■ Record set
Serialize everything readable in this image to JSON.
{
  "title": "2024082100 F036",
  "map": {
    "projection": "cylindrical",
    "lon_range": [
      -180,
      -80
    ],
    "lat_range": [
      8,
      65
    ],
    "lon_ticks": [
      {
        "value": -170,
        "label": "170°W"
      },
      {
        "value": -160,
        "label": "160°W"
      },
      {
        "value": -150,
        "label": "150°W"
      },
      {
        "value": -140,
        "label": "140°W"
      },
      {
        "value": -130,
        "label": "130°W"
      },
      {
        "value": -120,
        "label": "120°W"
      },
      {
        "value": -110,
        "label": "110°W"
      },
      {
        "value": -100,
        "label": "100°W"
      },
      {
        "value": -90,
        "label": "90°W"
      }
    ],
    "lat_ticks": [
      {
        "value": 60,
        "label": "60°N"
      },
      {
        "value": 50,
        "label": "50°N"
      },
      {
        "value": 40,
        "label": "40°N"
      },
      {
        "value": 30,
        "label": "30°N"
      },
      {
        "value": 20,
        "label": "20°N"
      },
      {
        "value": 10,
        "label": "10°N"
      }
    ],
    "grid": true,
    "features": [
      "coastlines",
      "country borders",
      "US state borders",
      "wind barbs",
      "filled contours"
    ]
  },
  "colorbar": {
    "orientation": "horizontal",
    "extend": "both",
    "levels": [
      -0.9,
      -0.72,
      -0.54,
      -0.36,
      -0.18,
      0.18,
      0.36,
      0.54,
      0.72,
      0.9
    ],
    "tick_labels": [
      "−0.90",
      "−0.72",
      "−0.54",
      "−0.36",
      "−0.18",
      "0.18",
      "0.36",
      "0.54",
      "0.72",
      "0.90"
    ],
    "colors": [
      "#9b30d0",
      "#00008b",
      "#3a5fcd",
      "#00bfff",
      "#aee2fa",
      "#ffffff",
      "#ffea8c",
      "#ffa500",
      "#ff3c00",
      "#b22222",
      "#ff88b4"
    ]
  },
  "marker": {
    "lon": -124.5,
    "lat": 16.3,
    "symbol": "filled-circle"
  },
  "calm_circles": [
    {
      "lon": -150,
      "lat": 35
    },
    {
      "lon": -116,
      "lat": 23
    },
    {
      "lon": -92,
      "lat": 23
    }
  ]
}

■ Exercise brief
Set down all of the entries exactly, please.

■ Full output
Serialize everything readable in this image to JSON.
{
  "title": "2024082100 F036",
  "map": {
    "projection": "cylindrical",
    "lon_range": [
      -180,
      -80
    ],
    "lat_range": [
      8,
      65
    ],
    "lon_ticks": [
      {
        "value": -170,
        "label": "170°W"
      },
      {
        "value": -160,
        "label": "160°W"
      },
      {
        "value": -150,
        "label": "150°W"
      },
      {
        "value": -140,
        "label": "140°W"
      },
      {
        "value": -130,
        "label": "130°W"
      },
      {
        "value": -120,
        "label": "120°W"
      },
      {
        "value": -110,
        "label": "110°W"
      },
      {
        "value": -100,
        "label": "100°W"
      },
      {
        "value": -90,
        "label": "90°W"
      }
    ],
    "lat_ticks": [
      {
        "value": 60,
        "label": "60°N"
      },
      {
        "value": 50,
        "label": "50°N"
      },
      {
        "value": 40,
        "label": "40°N"
      },
      {
        "value": 30,
        "label": "30°N"
      },
      {
        "value": 20,
        "label": "20°N"
      },
      {
        "value": 10,
        "label": "10°N"
      }
    ],
    "grid": true,
    "features": [
      "coastlines",
      "country borders",
      "US state borders",
      "wind barbs",
      "filled contours"
    ]
  },
  "colorbar": {
    "orientation": "horizontal",
    "extend": "both",
    "levels": [
      -0.9,
      -0.72,
      -0.54,
      -0.36,
      -0.18,
      0.18,
      0.36,
      0.54,
      0.72,
      0.9
    ],
    "tick_labels": [
      "−0.90",
      "−0.72",
      "−0.54",
      "−0.36",
      "−0.18",
      "0.18",
      "0.36",
      "0.54",
      "0.72",
      "0.90"
    ],
    "colors": [
      "#9b30d0",
      "#00008b",
      "#3a5fcd",
      "#00bfff",
      "#aee2fa",
      "#ffffff",
      "#ffea8c",
      "#ffa500",
      "#ff3c00",
      "#b22222",
      "#ff88b4"
    ]
  },
  "marker": {
    "lon": -124.5,
    "lat": 16.3,
    "symbol": "filled-circle"
  },
  "calm_circles": [
    {
      "lon": -150,
      "lat": 35
    },
    {
      "lon": -116,
      "lat": 23
    },
    {
      "lon": -92,
      "lat": 23
    }
  ]
}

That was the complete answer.